STATED GOAL -
Output all lines exactly.

Stored entries:
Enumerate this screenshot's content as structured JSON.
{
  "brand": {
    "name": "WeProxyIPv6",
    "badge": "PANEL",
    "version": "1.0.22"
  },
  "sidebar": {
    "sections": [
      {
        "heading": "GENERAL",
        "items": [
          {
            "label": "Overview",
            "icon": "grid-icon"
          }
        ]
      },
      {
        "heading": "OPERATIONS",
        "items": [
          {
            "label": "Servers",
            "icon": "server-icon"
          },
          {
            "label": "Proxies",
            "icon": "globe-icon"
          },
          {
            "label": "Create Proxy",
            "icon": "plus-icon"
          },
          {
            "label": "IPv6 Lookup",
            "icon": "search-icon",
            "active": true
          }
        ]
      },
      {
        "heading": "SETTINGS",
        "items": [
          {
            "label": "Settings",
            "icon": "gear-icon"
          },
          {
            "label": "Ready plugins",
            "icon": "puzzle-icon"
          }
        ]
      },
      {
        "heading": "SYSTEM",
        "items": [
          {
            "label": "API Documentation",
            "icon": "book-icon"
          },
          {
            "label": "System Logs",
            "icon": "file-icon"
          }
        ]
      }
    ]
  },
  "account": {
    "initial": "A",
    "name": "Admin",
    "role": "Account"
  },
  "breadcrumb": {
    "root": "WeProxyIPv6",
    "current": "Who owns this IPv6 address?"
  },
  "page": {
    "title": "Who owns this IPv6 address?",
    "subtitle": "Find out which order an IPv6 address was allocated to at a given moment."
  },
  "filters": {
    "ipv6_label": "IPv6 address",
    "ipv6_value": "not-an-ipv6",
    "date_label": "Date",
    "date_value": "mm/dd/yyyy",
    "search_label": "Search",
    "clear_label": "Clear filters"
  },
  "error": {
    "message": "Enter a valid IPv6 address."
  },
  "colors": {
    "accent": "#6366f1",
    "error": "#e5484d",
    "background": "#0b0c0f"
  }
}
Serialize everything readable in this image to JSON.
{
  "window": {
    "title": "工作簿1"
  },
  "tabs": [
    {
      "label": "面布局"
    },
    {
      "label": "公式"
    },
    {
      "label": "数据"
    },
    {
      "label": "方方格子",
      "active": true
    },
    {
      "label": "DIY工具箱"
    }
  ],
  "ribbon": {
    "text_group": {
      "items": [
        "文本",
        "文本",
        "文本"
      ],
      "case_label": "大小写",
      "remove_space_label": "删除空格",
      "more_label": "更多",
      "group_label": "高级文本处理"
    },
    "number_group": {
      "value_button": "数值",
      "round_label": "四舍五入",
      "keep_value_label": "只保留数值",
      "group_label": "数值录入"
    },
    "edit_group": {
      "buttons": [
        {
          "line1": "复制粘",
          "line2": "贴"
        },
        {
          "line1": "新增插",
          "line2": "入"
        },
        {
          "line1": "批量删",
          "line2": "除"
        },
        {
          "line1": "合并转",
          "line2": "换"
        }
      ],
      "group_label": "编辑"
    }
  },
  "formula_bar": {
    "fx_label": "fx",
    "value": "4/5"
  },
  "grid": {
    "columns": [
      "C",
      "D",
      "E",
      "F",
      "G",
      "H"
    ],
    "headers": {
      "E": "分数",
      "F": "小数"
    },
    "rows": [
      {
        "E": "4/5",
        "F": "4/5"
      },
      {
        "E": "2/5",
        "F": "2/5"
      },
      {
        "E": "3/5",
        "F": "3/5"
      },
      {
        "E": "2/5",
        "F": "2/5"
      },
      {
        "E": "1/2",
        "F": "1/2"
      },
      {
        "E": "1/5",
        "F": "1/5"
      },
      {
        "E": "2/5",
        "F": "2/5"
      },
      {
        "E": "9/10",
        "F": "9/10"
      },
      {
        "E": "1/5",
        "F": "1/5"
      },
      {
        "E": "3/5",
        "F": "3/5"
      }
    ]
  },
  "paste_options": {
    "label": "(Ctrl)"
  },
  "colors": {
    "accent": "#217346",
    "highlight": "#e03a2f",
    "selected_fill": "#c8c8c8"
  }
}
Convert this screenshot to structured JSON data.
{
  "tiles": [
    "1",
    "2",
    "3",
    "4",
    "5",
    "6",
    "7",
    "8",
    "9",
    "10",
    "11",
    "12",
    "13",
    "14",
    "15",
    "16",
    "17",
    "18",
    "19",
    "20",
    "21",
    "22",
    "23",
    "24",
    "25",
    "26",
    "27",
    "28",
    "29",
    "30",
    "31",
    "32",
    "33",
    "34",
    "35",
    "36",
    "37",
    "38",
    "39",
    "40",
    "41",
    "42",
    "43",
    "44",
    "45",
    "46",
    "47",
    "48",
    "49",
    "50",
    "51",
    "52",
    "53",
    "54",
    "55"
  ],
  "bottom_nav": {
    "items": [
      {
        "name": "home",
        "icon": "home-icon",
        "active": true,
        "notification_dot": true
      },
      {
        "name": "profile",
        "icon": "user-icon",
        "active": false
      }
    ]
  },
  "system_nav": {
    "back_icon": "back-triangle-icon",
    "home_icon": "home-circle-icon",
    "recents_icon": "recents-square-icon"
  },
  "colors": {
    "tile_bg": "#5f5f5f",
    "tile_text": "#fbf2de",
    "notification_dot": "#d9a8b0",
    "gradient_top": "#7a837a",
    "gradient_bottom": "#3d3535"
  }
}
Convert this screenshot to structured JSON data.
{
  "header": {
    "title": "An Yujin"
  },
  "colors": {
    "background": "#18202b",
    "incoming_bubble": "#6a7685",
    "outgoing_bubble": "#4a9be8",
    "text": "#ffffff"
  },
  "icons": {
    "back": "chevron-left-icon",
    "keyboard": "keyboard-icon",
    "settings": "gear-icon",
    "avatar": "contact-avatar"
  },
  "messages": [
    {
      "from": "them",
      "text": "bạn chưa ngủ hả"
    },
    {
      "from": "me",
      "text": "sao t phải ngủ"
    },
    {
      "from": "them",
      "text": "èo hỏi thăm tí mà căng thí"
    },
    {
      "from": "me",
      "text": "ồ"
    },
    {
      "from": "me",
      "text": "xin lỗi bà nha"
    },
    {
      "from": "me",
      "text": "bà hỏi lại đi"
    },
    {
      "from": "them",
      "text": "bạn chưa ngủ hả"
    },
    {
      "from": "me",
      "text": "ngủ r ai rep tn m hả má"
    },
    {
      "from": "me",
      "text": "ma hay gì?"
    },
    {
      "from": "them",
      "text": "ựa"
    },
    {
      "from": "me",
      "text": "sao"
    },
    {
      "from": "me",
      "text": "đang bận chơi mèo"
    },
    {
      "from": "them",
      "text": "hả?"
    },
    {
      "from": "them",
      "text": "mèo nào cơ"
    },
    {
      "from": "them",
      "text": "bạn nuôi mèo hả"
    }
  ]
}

SOLUTION -
Enumerate this screenshot's content as structured JSON.
{
  "brand": {
    "name": "WeProxyIPv6",
    "badge": "PANEL",
    "version": "1.0.22"
  },
  "sidebar": {
    "sections": [
      {
        "heading": "GENERAL",
        "items": [
          {
            "label": "Overview",
            "icon": "grid-icon"
          }
        ]
      },
      {
        "heading": "OPERATIONS",
        "items": [
          {
            "label": "Servers",
            "icon": "server-icon"
          },
          {
            "label": "Proxies",
            "icon": "globe-icon"
          },
          {
            "label": "Create Proxy",
            "icon": "plus-icon"
          },
          {
            "label": "IPv6 Lookup",
            "icon": "search-icon",
            "active": true
          }
        ]
      },
      {
        "heading": "SETTINGS",
        "items": [
          {
            "label": "Settings",
            "icon": "gear-icon"
          },
          {
            "label": "Ready plugins",
            "icon": "puzzle-icon"
          }
        ]
      },
      {
        "heading": "SYSTEM",
        "items": [
          {
            "label": "API Documentation",
            "icon": "book-icon"
          },
          {
            "label": "System Logs",
            "icon": "file-icon"
          }
        ]
      }
    ]
  },
  "account": {
    "initial": "A",
    "name": "Admin",
    "role": "Account"
  },
  "breadcrumb": {
    "root": "WeProxyIPv6",
    "current": "Who owns this IPv6 address?"
  },
  "page": {
    "title": "Who owns this IPv6 address?",
    "subtitle": "Find out which order an IPv6 address was allocated to at a given moment."
  },
  "filters": {
    "ipv6_label": "IPv6 address",
    "ipv6_value": "not-an-ipv6",
    "date_label": "Date",
    "date_value": "mm/dd/yyyy",
    "search_label": "Search",
    "clear_label": "Clear filters"
  },
  "error": {
    "message": "Enter a valid IPv6 address."
  },
  "colors": {
    "accent": "#6366f1",
    "error": "#e5484d",
    "background": "#0b0c0f"
  }
}
Serialize everything readable in this image to JSON.
{
  "window": {
    "title": "工作簿1"
  },
  "tabs": [
    {
      "label": "面布局"
    },
    {
      "label": "公式"
    },
    {
      "label": "数据"
    },
    {
      "label": "方方格子",
      "active": true
    },
    {
      "label": "DIY工具箱"
    }
  ],
  "ribbon": {
    "text_group": {
      "items": [
        "文本",
        "文本",
        "文本"
      ],
      "case_label": "大小写",
      "remove_space_label": "删除空格",
      "more_label": "更多",
      "group_label": "高级文本处理"
    },
    "number_group": {
      "value_button": "数值",
      "round_label": "四舍五入",
      "keep_value_label": "只保留数值",
      "group_label": "数值录入"
    },
    "edit_group": {
      "buttons": [
        {
          "line1": "复制粘",
          "line2": "贴"
        },
        {
          "line1": "新增插",
          "line2": "入"
        },
        {
          "line1": "批量删",
          "line2": "除"
        },
        {
          "line1": "合并转",
          "line2": "换"
        }
      ],
      "group_label": "编辑"
    }
  },
  "formula_bar": {
    "fx_label": "fx",
    "value": "4/5"
  },
  "grid": {
    "columns": [
      "C",
      "D",
      "E",
      "F",
      "G",
      "H"
    ],
    "headers": {
      "E": "分数",
      "F": "小数"
    },
    "rows": [
      {
        "E": "4/5",
        "F": "4/5"
      },
      {
        "E": "2/5",
        "F": "2/5"
      },
      {
        "E": "3/5",
        "F": "3/5"
      },
      {
        "E": "2/5",
        "F": "2/5"
      },
      {
        "E": "1/2",
        "F": "1/2"
      },
      {
        "E": "1/5",
        "F": "1/5"
      },
      {
        "E": "2/5",
        "F": "2/5"
      },
      {
        "E": "9/10",
        "F": "9/10"
      },
      {
        "E": "1/5",
        "F": "1/5"
      },
      {
        "E": "3/5",
        "F": "3/5"
      }
    ]
  },
  "paste_options": {
    "label": "(Ctrl)"
  },
  "colors": {
    "accent": "#217346",
    "highlight": "#e03a2f",
    "selected_fill": "#c8c8c8"
  }
}
Convert this screenshot to structured JSON data.
{
  "tiles": [
    "1",
    "2",
    "3",
    "4",
    "5",
    "6",
    "7",
    "8",
    "9",
    "10",
    "11",
    "12",
    "13",
    "14",
    "15",
    "16",
    "17",
    "18",
    "19",
    "20",
    "21",
    "22",
    "23",
    "24",
    "25",
    "26",
    "27",
    "28",
    "29",
    "30",
    "31",
    "32",
    "33",
    "34",
    "35",
    "36",
    "37",
    "38",
    "39",
    "40",
    "41",
    "42",
    "43",
    "44",
    "45",
    "46",
    "47",
    "48",
    "49",
    "50",
    "51",
    "52",
    "53",
    "54",
    "55"
  ],
  "bottom_nav": {
    "items": [
      {
        "name": "home",
        "icon": "home-icon",
        "active": true,
        "notification_dot": true
      },
      {
        "name": "profile",
        "icon": "user-icon",
        "active": false
      }
    ]
  },
  "system_nav": {
    "back_icon": "back-triangle-icon",
    "home_icon": "home-circle-icon",
    "recents_icon": "recents-square-icon"
  },
  "colors": {
    "tile_bg": "#5f5f5f",
    "tile_text": "#fbf2de",
    "notification_dot": "#d9a8b0",
    "gradient_top": "#7a837a",
    "gradient_bottom": "#3d3535"
  }
}
Convert this screenshot to structured JSON data.
{
  "header": {
    "title": "An Yujin"
  },
  "colors": {
    "background": "#18202b",
    "incoming_bubble": "#6a7685",
    "outgoing_bubble": "#4a9be8",
    "text": "#ffffff"
  },
  "icons": {
    "back": "chevron-left-icon",
    "keyboard": "keyboard-icon",
    "settings": "gear-icon",
    "avatar": "contact-avatar"
  },
  "messages": [
    {
      "from": "them",
      "text": "bạn chưa ngủ hả"
    },
    {
      "from": "me",
      "text": "sao t phải ngủ"
    },
    {
      "from": "them",
      "text": "èo hỏi thăm tí mà căng thí"
    },
    {
      "from": "me",
      "text": "ồ"
    },
    {
      "from": "me",
      "text": "xin lỗi bà nha"
    },
    {
      "from": "me",
      "text": "bà hỏi lại đi"
    },
    {
      "from": "them",
      "text": "bạn chưa ngủ hả"
    },
    {
      "from": "me",
      "text": "ngủ r ai rep tn m hả má"
    },
    {
      "from": "me",
      "text": "ma hay gì?"
    },
    {
      "from": "them",
      "text": "ựa"
    },
    {
      "from": "me",
      "text": "sao"
    },
    {
      "from": "me",
      "text": "đang bận chơi mèo"
    },
    {
      "from": "them",
      "text": "hả?"
    },
    {
      "from": "them",
      "text": "mèo nào cơ"
    },
    {
      "from": "them",
      "text": "bạn nuôi mèo hả"
    }
  ]
}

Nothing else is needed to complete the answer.